Stated exercise: Count every line in the following entries where the word "ÖLÇEKLİ" appears. Give the count alone.

Records shown:
-=-=-=-=-

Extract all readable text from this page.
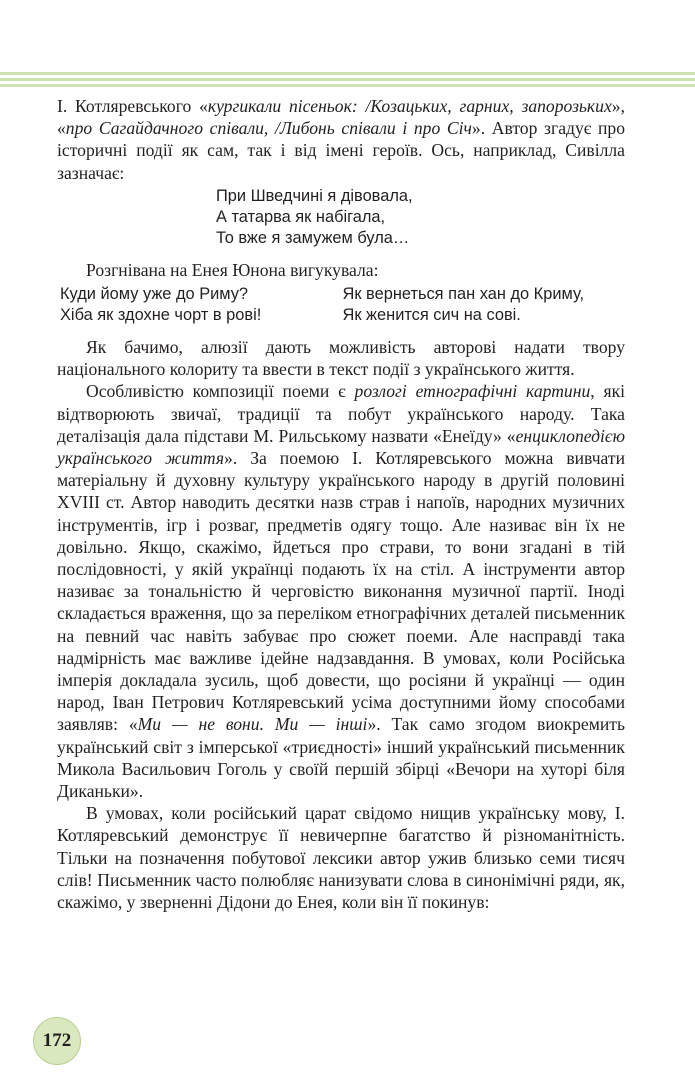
І. Котляревського «кургикали пісеньок: /Козацьких, гарних, запорозьких», «про Сагайдачного співали, /Либонь співали і про Січ». Автор згадує про історичні події як сам, так і від імені героїв. Ось, наприклад, Сивілла зазначає:

При Шведчині я дівовала,
А татарва як набігала,
То вже я замужем була…

Розгнівана на Енея Юнона вигукувала:

Куди йому уже до Риму?
Хіба як здохне чорт в ровi!
Як вернеться пан хан до Криму,
Як женится сич на сові.

Як бачимо, алюзії дають можливість авторові надати твору національного колориту та ввести в текст події з українського життя.

Особливістю композиції поеми є розлогі етнографічні картини, які відтворюють звичаї, традиції та побут українського народу. Така деталізація дала підстави М. Рильському назвати «Енеїду» «енциклопедією українського життя». За поемою І. Котляревського можна вивчати матеріальну й духовну культуру українського народу в другій половині XVIII ст. Автор наводить десятки назв страв і напоїв, народних музичних інструментів, ігр і розваг, предметів одягу тощо. Але називає він їх не довільно. Якщо, скажімо, йдеться про страви, то вони згадані в тій послідовності, у якій українці подають їх на стіл. А інструменти автор називає за тональністю й черговістю виконання музичної партії. Іноді складається враження, що за переліком етнографічних деталей письменник на певний час навіть забуває про сюжет поеми. Але насправді така надмірність має важливе ідейне надзавдання. В умовах, коли Російська імперія докладала зусиль, щоб довести, що росіяни й українці — один народ, Іван Петрович Котляревський усіма доступними йому способами заявляв: «Ми — не вони. Ми — інші». Так само згодом виокремить український світ з імперської «триєдності» інший український письменник Микола Васильович Гоголь у своїй першій збірці «Вечори на хуторі біля Диканьки».

В умовах, коли російський царат свідомо нищив українську мову, І. Котляревський демонструє її невичерпне багатство й різноманітність. Тільки на позначення побутової лексики автор ужив близько семи тисяч слів! Письменник часто полюбляє нанизувати слова в синонімічні ряди, як, скажімо, у зверненні Дідони до Енея, коли він її покинув:

172
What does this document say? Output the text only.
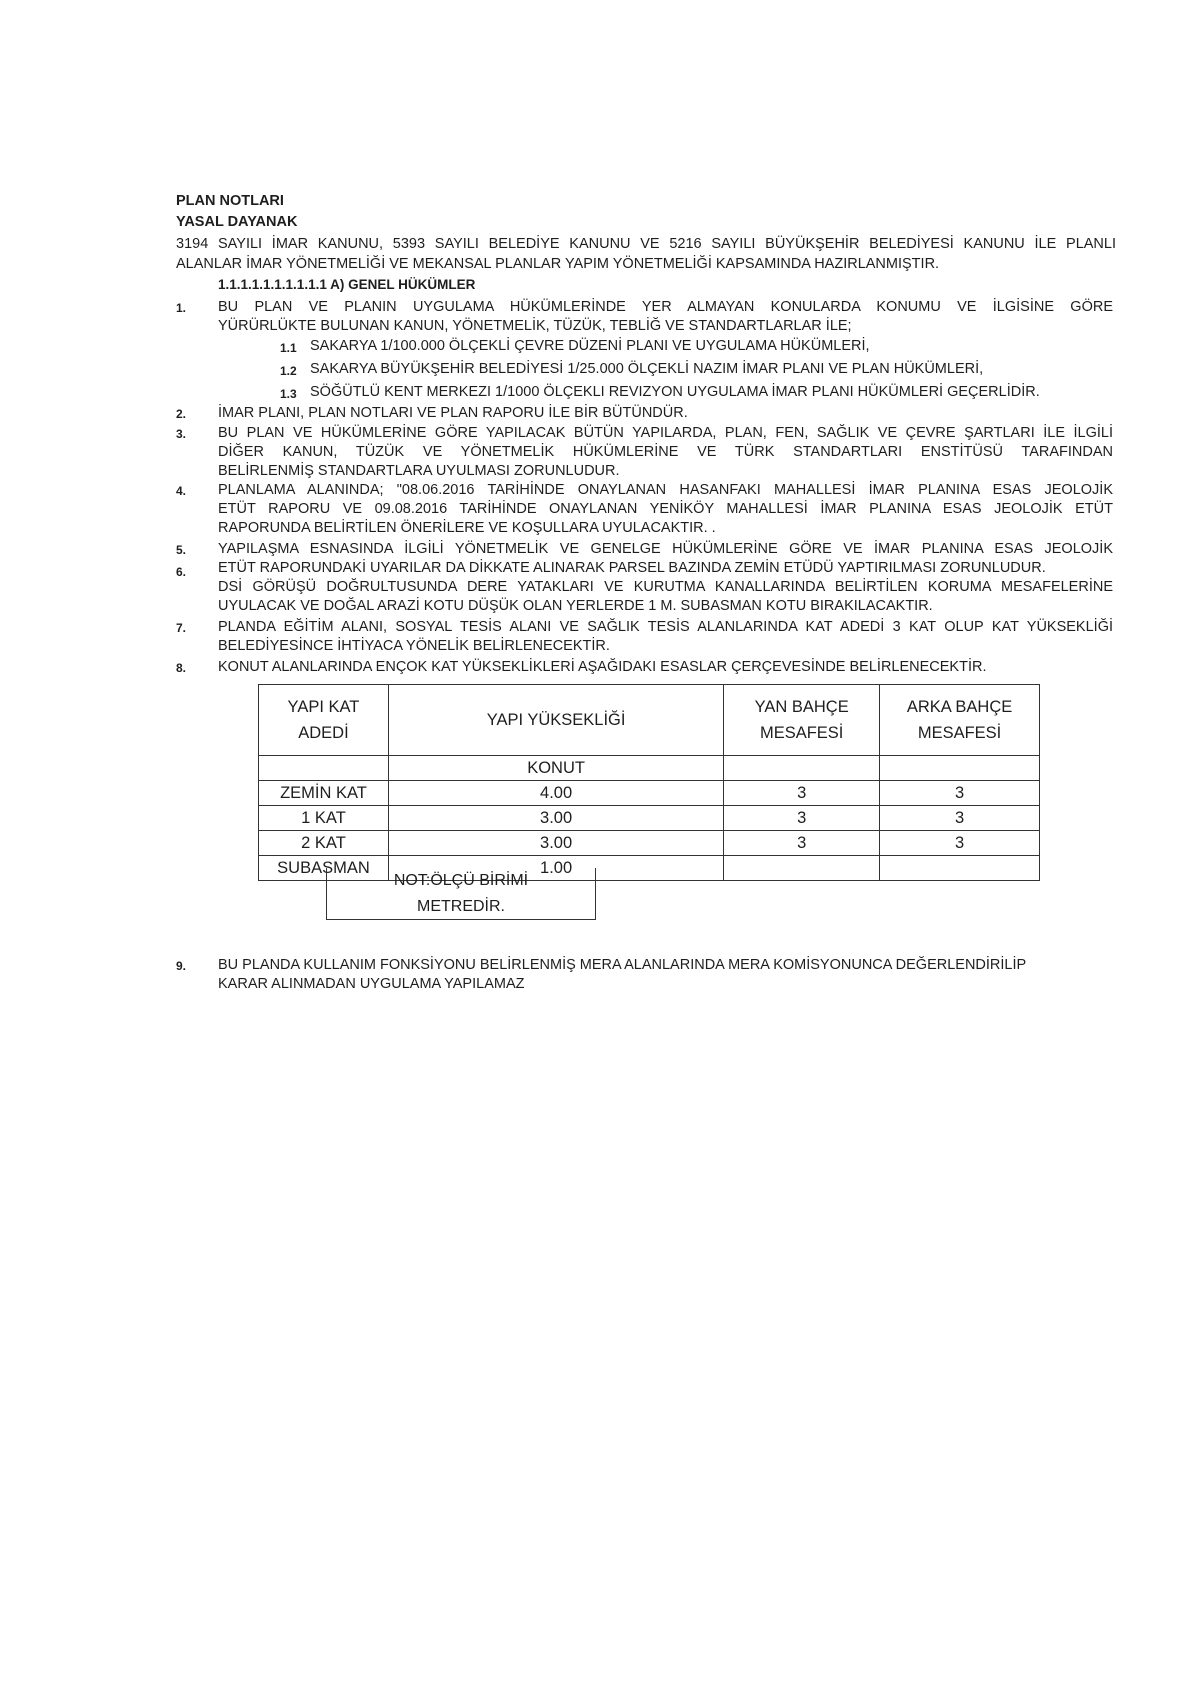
PLAN NOTLARI
YASAL DAYANAK
3194 SAYILI İMAR KANUNU, 5393 SAYILI BELEDİYE KANUNU VE 5216 SAYILI BÜYÜKŞEHİR BELEDİYESİ KANUNU İLE PLANLI
ALANLAR İMAR YÖNETMELİĞİ VE MEKANSAL PLANLAR YAPIM YÖNETMELİĞİ KAPSAMINDA HAZIRLANMIŞTIR.
1.1.1.1.1.1.1.1.1.1 A) GENEL HÜKÜMLER
1. BU PLAN VE PLANIN UYGULAMA HÜKÜMLERİNDE YER ALMAYAN KONULARDA KONUMU VE İLGİSİNE GÖRE
YÜRÜRLÜKTE BULUNAN KANUN, YÖNETMELİK, TÜZÜK, TEBLİĞ VE STANDARTLARLAR İLE;
1.1 SAKARYA 1/100.000 ÖLÇEKLİ ÇEVRE DÜZENİ PLANI VE UYGULAMA HÜKÜMLERİ,
1.2 SAKARYA BÜYÜKŞEHİR BELEDİYESİ 1/25.000 ÖLÇEKLİ NAZIM İMAR PLANI VE PLAN HÜKÜMLERİ,
1.3 SÖĞÜTLÜ KENT MERKEZI 1/1000 ÖLÇEKLI REVIZYON UYGULAMA İMAR PLANI HÜKÜMLERİ GEÇERLİDİR.
2. İMAR PLANI, PLAN NOTLARI VE PLAN RAPORU İLE BİR BÜTÜNDÜR.
3. BU PLAN VE HÜKÜMLERİNE GÖRE YAPILACAK BÜTÜN YAPILARDA, PLAN, FEN, SAĞLIK VE ÇEVRE ŞARTLARI İLE İLGİLİ
DİĞER KANUN, TÜZÜK VE YÖNETMELİK HÜKÜMLERİNE VE TÜRK STANDARTLARI ENSTİTÜSÜ TARAFINDAN
BELİRLENMİŞ STANDARTLARA UYULMASI ZORUNLUDUR.
4. PLANLAMA ALANINDA; "08.06.2016 TARİHİNDE ONAYLANAN HASANFAKI MAHALLESİ İMAR PLANINA ESAS JEOLOJİK
ETÜT RAPORU VE 09.08.2016 TARİHİNDE ONAYLANAN YENİKÖY MAHALLESİ İMAR PLANINA ESAS JEOLOJİK ETÜT
RAPORUNDA BELİRTİLEN ÖNERİLERE VE KOŞULLARA UYULACAKTIR. .
5. YAPILAŞMA ESNASINDA İLGİLİ YÖNETMELİK VE GENELGE HÜKÜMLERİNE GÖRE VE İMAR PLANINA ESAS JEOLOJİK
ETÜT RAPORUNDAKİ UYARILAR DA DİKKATE ALINARAK PARSEL BAZINDA ZEMİN ETÜDÜ YAPTIRILMASI ZORUNLUDUR.
6.
DSİ GÖRÜŞÜ DOĞRULTUSUNDA DERE YATAKLARI VE KURUTMA KANALLARINDA BELİRTİLEN KORUMA MESAFELERİNE
UYULACAK VE DOĞAL ARAZİ KOTU DÜŞÜK OLAN YERLERDE 1 M. SUBASMAN KOTU BIRAKILACAKTIR.
7. PLANDA EĞİTİM ALANI, SOSYAL TESİS ALANI VE SAĞLIK TESİS ALANLARINDA KAT ADEDİ 3 KAT OLUP KAT YÜKSEKLİĞİ
BELEDİYESİNCE İHTİYACA YÖNELİK BELİRLENECEKTİR.
8. KONUT ALANLARINDA ENÇOK KAT YÜKSEKLİKLERİ AŞAĞIDAKI ESASLAR ÇERÇEVESİNDE BELİRLENECEKTİR.
YAPI KAT ADEDİ	YAPI YÜKSEKLİĞİ	YAN BAHÇE MESAFESİ	ARKA BAHÇE MESAFESİ

	KONUT		
ZEMİN KAT	4.00	3	3
1 KAT	3.00	3	3
2 KAT	3.00	3	3
SUBASMAN	1.00		
NOT:ÖLÇÜ BİRİMİ
METREDİR.
9. BU PLANDA KULLANIM FONKSİYONU BELİRLENMİŞ MERA ALANLARINDA MERA KOMİSYONUNCA DEĞERLENDİRİLİP
KARAR ALINMADAN UYGULAMA YAPILAMAZ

-=-=-=-=-

Answer for the task: 2